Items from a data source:
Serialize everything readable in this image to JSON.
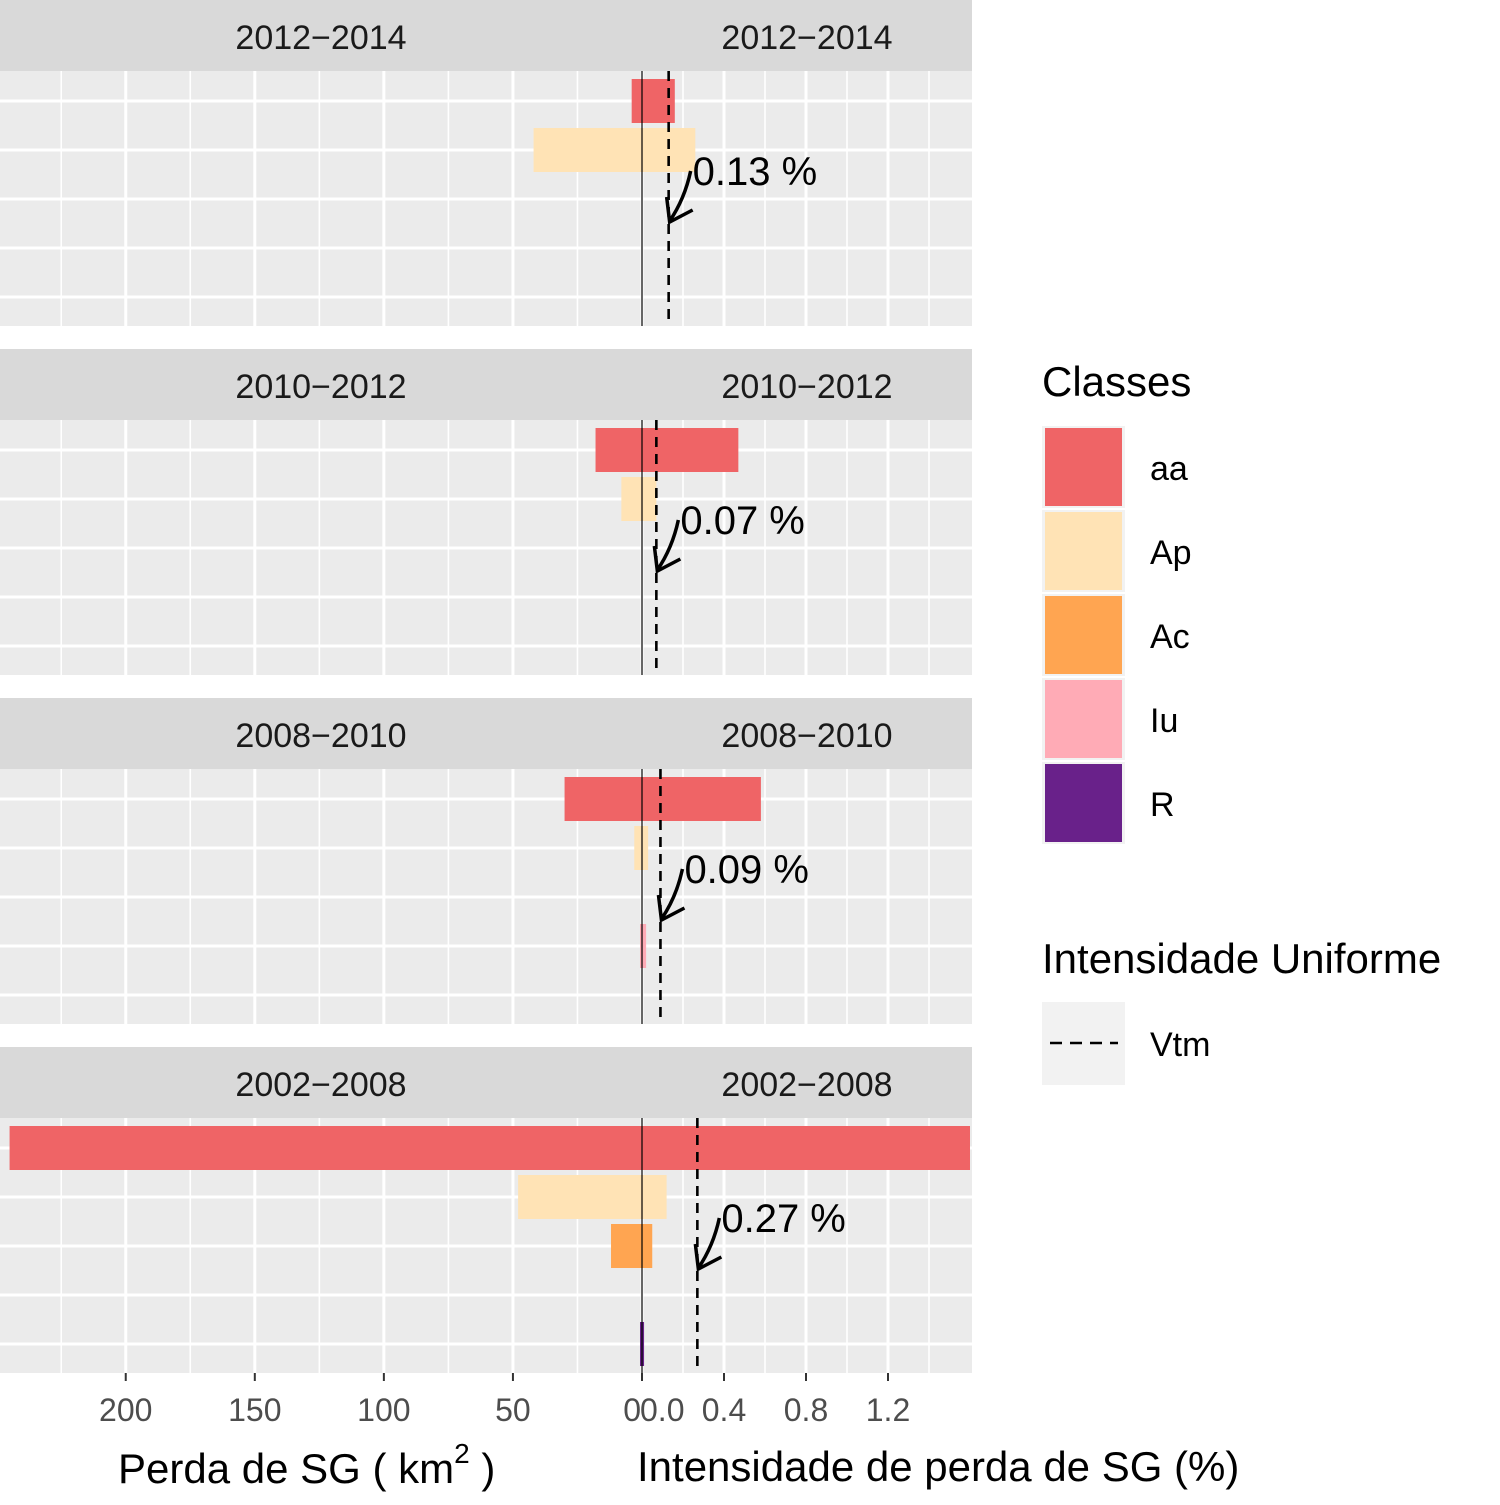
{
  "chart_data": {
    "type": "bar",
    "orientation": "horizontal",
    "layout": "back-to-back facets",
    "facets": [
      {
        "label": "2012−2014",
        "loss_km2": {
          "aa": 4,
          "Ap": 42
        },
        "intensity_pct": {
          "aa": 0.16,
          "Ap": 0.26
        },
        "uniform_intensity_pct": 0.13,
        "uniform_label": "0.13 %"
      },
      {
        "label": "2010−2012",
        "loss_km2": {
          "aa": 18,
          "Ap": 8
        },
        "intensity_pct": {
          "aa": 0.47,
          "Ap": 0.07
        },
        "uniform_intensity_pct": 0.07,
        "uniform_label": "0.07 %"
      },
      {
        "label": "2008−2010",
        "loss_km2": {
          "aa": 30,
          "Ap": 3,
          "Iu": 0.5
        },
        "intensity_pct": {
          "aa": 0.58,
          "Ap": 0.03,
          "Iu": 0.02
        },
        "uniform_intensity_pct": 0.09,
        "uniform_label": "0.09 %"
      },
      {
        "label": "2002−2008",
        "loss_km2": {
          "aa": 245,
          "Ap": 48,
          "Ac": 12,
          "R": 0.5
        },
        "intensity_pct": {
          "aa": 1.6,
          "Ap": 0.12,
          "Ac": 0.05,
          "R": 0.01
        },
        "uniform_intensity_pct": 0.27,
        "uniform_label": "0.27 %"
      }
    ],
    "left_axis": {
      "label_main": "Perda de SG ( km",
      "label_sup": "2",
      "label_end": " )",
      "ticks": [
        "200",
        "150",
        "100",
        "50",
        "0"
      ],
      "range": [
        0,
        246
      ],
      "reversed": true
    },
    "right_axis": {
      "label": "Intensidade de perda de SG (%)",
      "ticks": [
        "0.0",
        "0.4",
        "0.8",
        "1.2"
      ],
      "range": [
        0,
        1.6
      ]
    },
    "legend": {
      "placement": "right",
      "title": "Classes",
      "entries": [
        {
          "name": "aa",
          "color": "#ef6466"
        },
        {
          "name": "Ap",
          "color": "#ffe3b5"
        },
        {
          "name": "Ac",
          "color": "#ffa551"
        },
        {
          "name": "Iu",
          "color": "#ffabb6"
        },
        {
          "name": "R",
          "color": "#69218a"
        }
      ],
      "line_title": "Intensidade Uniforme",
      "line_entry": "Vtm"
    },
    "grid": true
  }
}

# Work to do
Transcribe every entry word for word, but skip the pictures.

# In response
Serialize everything readable in this image to JSON.
{
  "chart_data": {
    "type": "bar",
    "orientation": "horizontal",
    "layout": "back-to-back facets",
    "facets": [
      {
        "label": "2012−2014",
        "loss_km2": {
          "aa": 4,
          "Ap": 42
        },
        "intensity_pct": {
          "aa": 0.16,
          "Ap": 0.26
        },
        "uniform_intensity_pct": 0.13,
        "uniform_label": "0.13 %"
      },
      {
        "label": "2010−2012",
        "loss_km2": {
          "aa": 18,
          "Ap": 8
        },
        "intensity_pct": {
          "aa": 0.47,
          "Ap": 0.07
        },
        "uniform_intensity_pct": 0.07,
        "uniform_label": "0.07 %"
      },
      {
        "label": "2008−2010",
        "loss_km2": {
          "aa": 30,
          "Ap": 3,
          "Iu": 0.5
        },
        "intensity_pct": {
          "aa": 0.58,
          "Ap": 0.03,
          "Iu": 0.02
        },
        "uniform_intensity_pct": 0.09,
        "uniform_label": "0.09 %"
      },
      {
        "label": "2002−2008",
        "loss_km2": {
          "aa": 245,
          "Ap": 48,
          "Ac": 12,
          "R": 0.5
        },
        "intensity_pct": {
          "aa": 1.6,
          "Ap": 0.12,
          "Ac": 0.05,
          "R": 0.01
        },
        "uniform_intensity_pct": 0.27,
        "uniform_label": "0.27 %"
      }
    ],
    "left_axis": {
      "label_main": "Perda de SG ( km",
      "label_sup": "2",
      "label_end": " )",
      "ticks": [
        "200",
        "150",
        "100",
        "50",
        "0"
      ],
      "range": [
        0,
        246
      ],
      "reversed": true
    },
    "right_axis": {
      "label": "Intensidade de perda de SG (%)",
      "ticks": [
        "0.0",
        "0.4",
        "0.8",
        "1.2"
      ],
      "range": [
        0,
        1.6
      ]
    },
    "legend": {
      "placement": "right",
      "title": "Classes",
      "entries": [
        {
          "name": "aa",
          "color": "#ef6466"
        },
        {
          "name": "Ap",
          "color": "#ffe3b5"
        },
        {
          "name": "Ac",
          "color": "#ffa551"
        },
        {
          "name": "Iu",
          "color": "#ffabb6"
        },
        {
          "name": "R",
          "color": "#69218a"
        }
      ],
      "line_title": "Intensidade Uniforme",
      "line_entry": "Vtm"
    },
    "grid": true
  }
}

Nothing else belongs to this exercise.